▶ WORK TO COMPLETE
State how many lines of the entries hold the string "features", and nothing more.

▶ DATA TO PROCESS
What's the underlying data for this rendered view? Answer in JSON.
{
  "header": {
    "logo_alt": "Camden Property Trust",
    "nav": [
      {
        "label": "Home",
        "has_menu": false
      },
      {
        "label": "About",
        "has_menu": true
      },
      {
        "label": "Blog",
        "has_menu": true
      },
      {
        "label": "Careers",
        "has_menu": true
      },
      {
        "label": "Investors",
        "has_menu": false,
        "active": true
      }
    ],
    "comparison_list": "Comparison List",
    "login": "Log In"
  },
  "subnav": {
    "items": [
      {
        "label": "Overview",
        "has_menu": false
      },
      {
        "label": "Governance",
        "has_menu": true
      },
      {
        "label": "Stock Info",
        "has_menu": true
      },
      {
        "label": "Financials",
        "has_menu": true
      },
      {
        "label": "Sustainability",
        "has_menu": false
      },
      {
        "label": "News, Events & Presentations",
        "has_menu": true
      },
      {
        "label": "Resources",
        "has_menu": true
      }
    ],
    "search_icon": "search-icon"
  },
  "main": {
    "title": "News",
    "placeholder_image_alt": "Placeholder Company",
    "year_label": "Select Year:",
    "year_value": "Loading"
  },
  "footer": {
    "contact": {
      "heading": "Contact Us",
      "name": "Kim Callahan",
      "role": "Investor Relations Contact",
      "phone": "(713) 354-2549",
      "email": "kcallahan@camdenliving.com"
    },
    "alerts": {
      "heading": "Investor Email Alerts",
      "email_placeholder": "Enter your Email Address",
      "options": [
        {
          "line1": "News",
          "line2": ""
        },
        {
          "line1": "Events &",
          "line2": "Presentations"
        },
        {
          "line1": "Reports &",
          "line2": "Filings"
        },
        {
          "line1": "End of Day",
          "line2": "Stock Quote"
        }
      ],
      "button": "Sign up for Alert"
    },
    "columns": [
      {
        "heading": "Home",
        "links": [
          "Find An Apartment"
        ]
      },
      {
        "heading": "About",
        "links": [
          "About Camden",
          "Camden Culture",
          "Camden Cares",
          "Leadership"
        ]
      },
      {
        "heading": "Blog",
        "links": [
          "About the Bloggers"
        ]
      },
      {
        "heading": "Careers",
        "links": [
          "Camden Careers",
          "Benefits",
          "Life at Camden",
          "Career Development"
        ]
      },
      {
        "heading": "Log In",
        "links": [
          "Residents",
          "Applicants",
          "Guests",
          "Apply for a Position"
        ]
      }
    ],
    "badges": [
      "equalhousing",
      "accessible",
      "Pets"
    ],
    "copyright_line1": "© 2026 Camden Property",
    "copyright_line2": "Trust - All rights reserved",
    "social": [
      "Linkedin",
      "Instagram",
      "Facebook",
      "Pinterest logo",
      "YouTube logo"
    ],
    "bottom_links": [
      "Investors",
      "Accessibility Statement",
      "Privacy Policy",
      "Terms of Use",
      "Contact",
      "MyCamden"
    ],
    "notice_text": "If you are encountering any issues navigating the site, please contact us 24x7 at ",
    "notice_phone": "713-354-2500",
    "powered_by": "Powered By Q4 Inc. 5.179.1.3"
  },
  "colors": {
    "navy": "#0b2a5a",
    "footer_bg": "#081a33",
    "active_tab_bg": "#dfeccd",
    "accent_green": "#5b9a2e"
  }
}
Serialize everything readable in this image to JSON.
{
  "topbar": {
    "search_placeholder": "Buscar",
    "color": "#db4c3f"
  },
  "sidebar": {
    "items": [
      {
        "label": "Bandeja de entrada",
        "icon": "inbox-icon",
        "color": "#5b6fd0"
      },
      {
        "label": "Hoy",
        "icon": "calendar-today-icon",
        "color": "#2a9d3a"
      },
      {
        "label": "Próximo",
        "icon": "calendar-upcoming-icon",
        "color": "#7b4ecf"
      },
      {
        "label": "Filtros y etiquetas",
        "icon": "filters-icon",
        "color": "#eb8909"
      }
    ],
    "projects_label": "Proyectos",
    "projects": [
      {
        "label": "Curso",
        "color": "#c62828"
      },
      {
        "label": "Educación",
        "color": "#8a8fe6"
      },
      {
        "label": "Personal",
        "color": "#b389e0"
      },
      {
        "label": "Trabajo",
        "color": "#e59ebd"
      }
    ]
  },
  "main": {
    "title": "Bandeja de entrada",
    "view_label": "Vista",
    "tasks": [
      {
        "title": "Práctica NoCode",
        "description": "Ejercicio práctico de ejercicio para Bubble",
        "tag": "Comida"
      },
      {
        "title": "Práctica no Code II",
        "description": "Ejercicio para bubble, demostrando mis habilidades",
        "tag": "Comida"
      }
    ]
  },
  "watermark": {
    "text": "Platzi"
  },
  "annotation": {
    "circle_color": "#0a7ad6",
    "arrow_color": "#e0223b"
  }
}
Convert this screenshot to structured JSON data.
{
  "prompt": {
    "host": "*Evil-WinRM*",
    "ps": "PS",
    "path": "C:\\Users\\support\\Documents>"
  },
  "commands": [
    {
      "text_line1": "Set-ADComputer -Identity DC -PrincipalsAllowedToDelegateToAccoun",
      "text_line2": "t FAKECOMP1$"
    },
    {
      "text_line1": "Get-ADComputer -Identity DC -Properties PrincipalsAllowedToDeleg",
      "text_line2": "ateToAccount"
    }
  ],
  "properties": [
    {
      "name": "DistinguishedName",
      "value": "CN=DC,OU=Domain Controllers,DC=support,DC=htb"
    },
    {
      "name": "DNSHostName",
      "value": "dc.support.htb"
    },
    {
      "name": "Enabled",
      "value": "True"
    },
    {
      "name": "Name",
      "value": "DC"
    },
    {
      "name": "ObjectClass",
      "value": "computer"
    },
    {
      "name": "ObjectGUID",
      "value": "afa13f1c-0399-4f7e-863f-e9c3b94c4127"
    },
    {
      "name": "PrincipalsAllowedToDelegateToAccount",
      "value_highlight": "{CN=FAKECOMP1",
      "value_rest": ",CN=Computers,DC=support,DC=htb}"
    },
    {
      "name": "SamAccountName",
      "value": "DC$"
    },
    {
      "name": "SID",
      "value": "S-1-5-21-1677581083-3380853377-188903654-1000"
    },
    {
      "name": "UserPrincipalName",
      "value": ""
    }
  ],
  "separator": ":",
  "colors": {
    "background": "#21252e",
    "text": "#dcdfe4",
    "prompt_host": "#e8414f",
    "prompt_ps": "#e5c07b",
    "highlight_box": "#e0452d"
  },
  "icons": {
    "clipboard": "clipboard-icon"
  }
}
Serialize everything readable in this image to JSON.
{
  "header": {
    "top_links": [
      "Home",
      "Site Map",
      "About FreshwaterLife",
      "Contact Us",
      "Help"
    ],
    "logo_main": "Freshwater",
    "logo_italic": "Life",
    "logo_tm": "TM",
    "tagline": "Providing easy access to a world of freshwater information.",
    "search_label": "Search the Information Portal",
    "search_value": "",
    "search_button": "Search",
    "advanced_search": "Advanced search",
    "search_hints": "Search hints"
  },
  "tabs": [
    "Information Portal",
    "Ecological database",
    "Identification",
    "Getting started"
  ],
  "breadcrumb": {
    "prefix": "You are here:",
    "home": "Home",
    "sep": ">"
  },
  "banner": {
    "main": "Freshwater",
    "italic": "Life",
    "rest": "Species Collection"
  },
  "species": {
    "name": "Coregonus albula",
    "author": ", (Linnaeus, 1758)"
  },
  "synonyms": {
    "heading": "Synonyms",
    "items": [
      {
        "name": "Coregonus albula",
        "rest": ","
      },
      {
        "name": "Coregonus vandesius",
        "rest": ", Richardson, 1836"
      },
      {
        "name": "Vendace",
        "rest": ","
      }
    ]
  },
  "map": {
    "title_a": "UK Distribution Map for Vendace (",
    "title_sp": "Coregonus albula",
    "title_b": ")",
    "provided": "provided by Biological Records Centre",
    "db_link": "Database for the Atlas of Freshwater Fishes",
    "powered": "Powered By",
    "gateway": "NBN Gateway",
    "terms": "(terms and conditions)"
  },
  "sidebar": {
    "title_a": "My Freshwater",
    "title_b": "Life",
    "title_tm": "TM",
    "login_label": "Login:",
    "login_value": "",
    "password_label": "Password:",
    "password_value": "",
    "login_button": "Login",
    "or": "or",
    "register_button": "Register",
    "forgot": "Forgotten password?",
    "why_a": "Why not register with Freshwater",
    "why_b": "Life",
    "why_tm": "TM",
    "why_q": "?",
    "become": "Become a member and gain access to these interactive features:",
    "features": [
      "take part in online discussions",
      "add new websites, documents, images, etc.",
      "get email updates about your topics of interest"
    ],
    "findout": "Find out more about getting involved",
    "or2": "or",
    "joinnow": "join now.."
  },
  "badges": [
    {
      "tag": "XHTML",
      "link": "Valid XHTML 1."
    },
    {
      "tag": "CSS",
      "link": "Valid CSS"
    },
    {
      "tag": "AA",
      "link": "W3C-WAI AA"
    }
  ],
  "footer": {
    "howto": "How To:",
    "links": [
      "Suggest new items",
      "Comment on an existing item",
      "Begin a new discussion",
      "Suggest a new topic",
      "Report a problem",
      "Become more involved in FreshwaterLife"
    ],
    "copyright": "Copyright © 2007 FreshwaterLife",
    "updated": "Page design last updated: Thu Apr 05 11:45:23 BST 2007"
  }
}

▶ RESULT OF THIS EXERCISE
2